- REQUIREMENT
Your reply should reproduce each record precisely as written.

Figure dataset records
┄┄┄┄┄┄┄┄┄┄┄┄┄┄┄┄┄┄┄┄

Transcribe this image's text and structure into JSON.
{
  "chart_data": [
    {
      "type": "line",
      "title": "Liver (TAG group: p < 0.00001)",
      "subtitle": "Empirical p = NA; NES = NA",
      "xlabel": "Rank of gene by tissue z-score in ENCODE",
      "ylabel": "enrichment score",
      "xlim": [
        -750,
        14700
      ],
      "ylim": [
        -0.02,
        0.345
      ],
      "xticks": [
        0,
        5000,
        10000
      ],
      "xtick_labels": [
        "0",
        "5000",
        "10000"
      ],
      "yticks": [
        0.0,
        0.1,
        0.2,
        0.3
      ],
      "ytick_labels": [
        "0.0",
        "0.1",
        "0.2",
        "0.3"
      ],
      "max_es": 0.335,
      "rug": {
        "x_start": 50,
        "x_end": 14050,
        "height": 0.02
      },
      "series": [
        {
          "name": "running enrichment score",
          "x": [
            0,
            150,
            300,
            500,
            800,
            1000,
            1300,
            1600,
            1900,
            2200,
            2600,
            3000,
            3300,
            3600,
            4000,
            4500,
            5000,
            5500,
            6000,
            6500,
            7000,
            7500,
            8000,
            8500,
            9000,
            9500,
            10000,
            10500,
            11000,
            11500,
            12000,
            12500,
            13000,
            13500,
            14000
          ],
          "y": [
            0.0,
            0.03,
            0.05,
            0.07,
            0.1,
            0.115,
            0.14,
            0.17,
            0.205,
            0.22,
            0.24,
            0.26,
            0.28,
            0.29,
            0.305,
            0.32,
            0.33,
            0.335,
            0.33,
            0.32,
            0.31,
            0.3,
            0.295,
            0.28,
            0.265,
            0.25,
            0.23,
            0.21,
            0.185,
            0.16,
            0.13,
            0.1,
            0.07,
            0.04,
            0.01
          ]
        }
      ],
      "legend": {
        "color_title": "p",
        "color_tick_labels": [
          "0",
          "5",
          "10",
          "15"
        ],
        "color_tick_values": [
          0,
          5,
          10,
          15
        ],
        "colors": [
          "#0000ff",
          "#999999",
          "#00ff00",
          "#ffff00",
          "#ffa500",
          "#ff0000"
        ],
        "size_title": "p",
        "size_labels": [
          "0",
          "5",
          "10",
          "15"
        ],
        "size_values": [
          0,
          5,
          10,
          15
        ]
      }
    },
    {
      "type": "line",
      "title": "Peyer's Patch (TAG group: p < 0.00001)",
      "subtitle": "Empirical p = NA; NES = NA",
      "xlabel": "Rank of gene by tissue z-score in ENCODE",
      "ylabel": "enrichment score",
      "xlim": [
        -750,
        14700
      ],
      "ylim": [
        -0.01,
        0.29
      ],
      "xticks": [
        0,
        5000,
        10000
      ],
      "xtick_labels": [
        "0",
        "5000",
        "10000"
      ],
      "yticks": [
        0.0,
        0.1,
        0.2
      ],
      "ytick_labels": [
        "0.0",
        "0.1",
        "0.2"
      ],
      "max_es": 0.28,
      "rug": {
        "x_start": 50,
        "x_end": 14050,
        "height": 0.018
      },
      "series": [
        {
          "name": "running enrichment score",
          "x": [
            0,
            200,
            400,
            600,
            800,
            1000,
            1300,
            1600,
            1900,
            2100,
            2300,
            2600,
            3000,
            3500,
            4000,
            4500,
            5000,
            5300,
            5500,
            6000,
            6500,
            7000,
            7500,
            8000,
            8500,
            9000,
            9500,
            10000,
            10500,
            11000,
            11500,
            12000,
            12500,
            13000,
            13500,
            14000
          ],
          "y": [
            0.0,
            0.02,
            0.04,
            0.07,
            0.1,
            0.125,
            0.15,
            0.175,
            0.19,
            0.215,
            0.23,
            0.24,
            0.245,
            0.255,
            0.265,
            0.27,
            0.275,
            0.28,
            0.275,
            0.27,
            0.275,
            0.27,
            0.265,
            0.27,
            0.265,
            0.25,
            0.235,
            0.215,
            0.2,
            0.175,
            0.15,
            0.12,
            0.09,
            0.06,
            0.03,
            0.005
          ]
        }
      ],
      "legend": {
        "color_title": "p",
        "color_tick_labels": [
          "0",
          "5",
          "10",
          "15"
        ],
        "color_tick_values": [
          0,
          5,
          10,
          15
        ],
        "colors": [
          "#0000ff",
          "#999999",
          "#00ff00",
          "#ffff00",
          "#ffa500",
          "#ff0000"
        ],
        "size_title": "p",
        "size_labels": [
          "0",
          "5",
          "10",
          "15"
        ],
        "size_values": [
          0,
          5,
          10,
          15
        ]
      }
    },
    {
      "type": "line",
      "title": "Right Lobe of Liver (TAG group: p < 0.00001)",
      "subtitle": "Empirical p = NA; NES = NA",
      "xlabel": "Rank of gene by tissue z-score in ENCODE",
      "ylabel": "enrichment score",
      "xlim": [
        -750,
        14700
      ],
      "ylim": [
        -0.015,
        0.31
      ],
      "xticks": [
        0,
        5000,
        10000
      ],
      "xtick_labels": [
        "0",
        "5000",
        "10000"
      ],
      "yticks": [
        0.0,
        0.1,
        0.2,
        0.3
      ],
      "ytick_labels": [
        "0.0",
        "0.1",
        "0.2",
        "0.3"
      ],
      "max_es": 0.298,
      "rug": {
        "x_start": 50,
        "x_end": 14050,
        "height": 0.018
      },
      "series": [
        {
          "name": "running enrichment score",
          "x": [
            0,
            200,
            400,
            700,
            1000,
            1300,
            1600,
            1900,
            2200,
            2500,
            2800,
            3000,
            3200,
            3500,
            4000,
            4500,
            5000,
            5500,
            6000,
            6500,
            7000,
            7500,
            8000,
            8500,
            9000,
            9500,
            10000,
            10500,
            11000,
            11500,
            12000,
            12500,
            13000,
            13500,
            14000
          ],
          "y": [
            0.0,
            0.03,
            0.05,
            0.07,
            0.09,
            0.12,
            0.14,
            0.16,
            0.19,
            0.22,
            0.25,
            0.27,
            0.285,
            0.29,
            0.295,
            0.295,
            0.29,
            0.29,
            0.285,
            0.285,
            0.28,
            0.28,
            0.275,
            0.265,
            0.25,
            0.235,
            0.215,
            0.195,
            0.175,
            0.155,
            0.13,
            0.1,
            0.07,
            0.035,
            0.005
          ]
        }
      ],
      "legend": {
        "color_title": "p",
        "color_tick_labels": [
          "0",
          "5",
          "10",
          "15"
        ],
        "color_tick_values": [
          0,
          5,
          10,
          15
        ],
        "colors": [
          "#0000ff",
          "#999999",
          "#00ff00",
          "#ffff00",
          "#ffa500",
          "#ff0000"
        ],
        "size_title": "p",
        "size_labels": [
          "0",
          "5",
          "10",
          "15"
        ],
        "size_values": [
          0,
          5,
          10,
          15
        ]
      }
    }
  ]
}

┄┄┄┄┄┄┄┄┄┄┄┄┄┄┄┄┄┄┄┄

- EXPECTED ANSWER
Transcribe this image's text and structure into JSON.
{
  "chart_data": [
    {
      "type": "line",
      "title": "Liver (TAG group: p < 0.00001)",
      "subtitle": "Empirical p = NA; NES = NA",
      "xlabel": "Rank of gene by tissue z-score in ENCODE",
      "ylabel": "enrichment score",
      "xlim": [
        -750,
        14700
      ],
      "ylim": [
        -0.02,
        0.345
      ],
      "xticks": [
        0,
        5000,
        10000
      ],
      "xtick_labels": [
        "0",
        "5000",
        "10000"
      ],
      "yticks": [
        0.0,
        0.1,
        0.2,
        0.3
      ],
      "ytick_labels": [
        "0.0",
        "0.1",
        "0.2",
        "0.3"
      ],
      "max_es": 0.335,
      "rug": {
        "x_start": 50,
        "x_end": 14050,
        "height": 0.02
      },
      "series": [
        {
          "name": "running enrichment score",
          "x": [
            0,
            150,
            300,
            500,
            800,
            1000,
            1300,
            1600,
            1900,
            2200,
            2600,
            3000,
            3300,
            3600,
            4000,
            4500,
            5000,
            5500,
            6000,
            6500,
            7000,
            7500,
            8000,
            8500,
            9000,
            9500,
            10000,
            10500,
            11000,
            11500,
            12000,
            12500,
            13000,
            13500,
            14000
          ],
          "y": [
            0.0,
            0.03,
            0.05,
            0.07,
            0.1,
            0.115,
            0.14,
            0.17,
            0.205,
            0.22,
            0.24,
            0.26,
            0.28,
            0.29,
            0.305,
            0.32,
            0.33,
            0.335,
            0.33,
            0.32,
            0.31,
            0.3,
            0.295,
            0.28,
            0.265,
            0.25,
            0.23,
            0.21,
            0.185,
            0.16,
            0.13,
            0.1,
            0.07,
            0.04,
            0.01
          ]
        }
      ],
      "legend": {
        "color_title": "p",
        "color_tick_labels": [
          "0",
          "5",
          "10",
          "15"
        ],
        "color_tick_values": [
          0,
          5,
          10,
          15
        ],
        "colors": [
          "#0000ff",
          "#999999",
          "#00ff00",
          "#ffff00",
          "#ffa500",
          "#ff0000"
        ],
        "size_title": "p",
        "size_labels": [
          "0",
          "5",
          "10",
          "15"
        ],
        "size_values": [
          0,
          5,
          10,
          15
        ]
      }
    },
    {
      "type": "line",
      "title": "Peyer's Patch (TAG group: p < 0.00001)",
      "subtitle": "Empirical p = NA; NES = NA",
      "xlabel": "Rank of gene by tissue z-score in ENCODE",
      "ylabel": "enrichment score",
      "xlim": [
        -750,
        14700
      ],
      "ylim": [
        -0.01,
        0.29
      ],
      "xticks": [
        0,
        5000,
        10000
      ],
      "xtick_labels": [
        "0",
        "5000",
        "10000"
      ],
      "yticks": [
        0.0,
        0.1,
        0.2
      ],
      "ytick_labels": [
        "0.0",
        "0.1",
        "0.2"
      ],
      "max_es": 0.28,
      "rug": {
        "x_start": 50,
        "x_end": 14050,
        "height": 0.018
      },
      "series": [
        {
          "name": "running enrichment score",
          "x": [
            0,
            200,
            400,
            600,
            800,
            1000,
            1300,
            1600,
            1900,
            2100,
            2300,
            2600,
            3000,
            3500,
            4000,
            4500,
            5000,
            5300,
            5500,
            6000,
            6500,
            7000,
            7500,
            8000,
            8500,
            9000,
            9500,
            10000,
            10500,
            11000,
            11500,
            12000,
            12500,
            13000,
            13500,
            14000
          ],
          "y": [
            0.0,
            0.02,
            0.04,
            0.07,
            0.1,
            0.125,
            0.15,
            0.175,
            0.19,
            0.215,
            0.23,
            0.24,
            0.245,
            0.255,
            0.265,
            0.27,
            0.275,
            0.28,
            0.275,
            0.27,
            0.275,
            0.27,
            0.265,
            0.27,
            0.265,
            0.25,
            0.235,
            0.215,
            0.2,
            0.175,
            0.15,
            0.12,
            0.09,
            0.06,
            0.03,
            0.005
          ]
        }
      ],
      "legend": {
        "color_title": "p",
        "color_tick_labels": [
          "0",
          "5",
          "10",
          "15"
        ],
        "color_tick_values": [
          0,
          5,
          10,
          15
        ],
        "colors": [
          "#0000ff",
          "#999999",
          "#00ff00",
          "#ffff00",
          "#ffa500",
          "#ff0000"
        ],
        "size_title": "p",
        "size_labels": [
          "0",
          "5",
          "10",
          "15"
        ],
        "size_values": [
          0,
          5,
          10,
          15
        ]
      }
    },
    {
      "type": "line",
      "title": "Right Lobe of Liver (TAG group: p < 0.00001)",
      "subtitle": "Empirical p = NA; NES = NA",
      "xlabel": "Rank of gene by tissue z-score in ENCODE",
      "ylabel": "enrichment score",
      "xlim": [
        -750,
        14700
      ],
      "ylim": [
        -0.015,
        0.31
      ],
      "xticks": [
        0,
        5000,
        10000
      ],
      "xtick_labels": [
        "0",
        "5000",
        "10000"
      ],
      "yticks": [
        0.0,
        0.1,
        0.2,
        0.3
      ],
      "ytick_labels": [
        "0.0",
        "0.1",
        "0.2",
        "0.3"
      ],
      "max_es": 0.298,
      "rug": {
        "x_start": 50,
        "x_end": 14050,
        "height": 0.018
      },
      "series": [
        {
          "name": "running enrichment score",
          "x": [
            0,
            200,
            400,
            700,
            1000,
            1300,
            1600,
            1900,
            2200,
            2500,
            2800,
            3000,
            3200,
            3500,
            4000,
            4500,
            5000,
            5500,
            6000,
            6500,
            7000,
            7500,
            8000,
            8500,
            9000,
            9500,
            10000,
            10500,
            11000,
            11500,
            12000,
            12500,
            13000,
            13500,
            14000
          ],
          "y": [
            0.0,
            0.03,
            0.05,
            0.07,
            0.09,
            0.12,
            0.14,
            0.16,
            0.19,
            0.22,
            0.25,
            0.27,
            0.285,
            0.29,
            0.295,
            0.295,
            0.29,
            0.29,
            0.285,
            0.285,
            0.28,
            0.28,
            0.275,
            0.265,
            0.25,
            0.235,
            0.215,
            0.195,
            0.175,
            0.155,
            0.13,
            0.1,
            0.07,
            0.035,
            0.005
          ]
        }
      ],
      "legend": {
        "color_title": "p",
        "color_tick_labels": [
          "0",
          "5",
          "10",
          "15"
        ],
        "color_tick_values": [
          0,
          5,
          10,
          15
        ],
        "colors": [
          "#0000ff",
          "#999999",
          "#00ff00",
          "#ffff00",
          "#ffa500",
          "#ff0000"
        ],
        "size_title": "p",
        "size_labels": [
          "0",
          "5",
          "10",
          "15"
        ],
        "size_values": [
          0,
          5,
          10,
          15
        ]
      }
    }
  ]
}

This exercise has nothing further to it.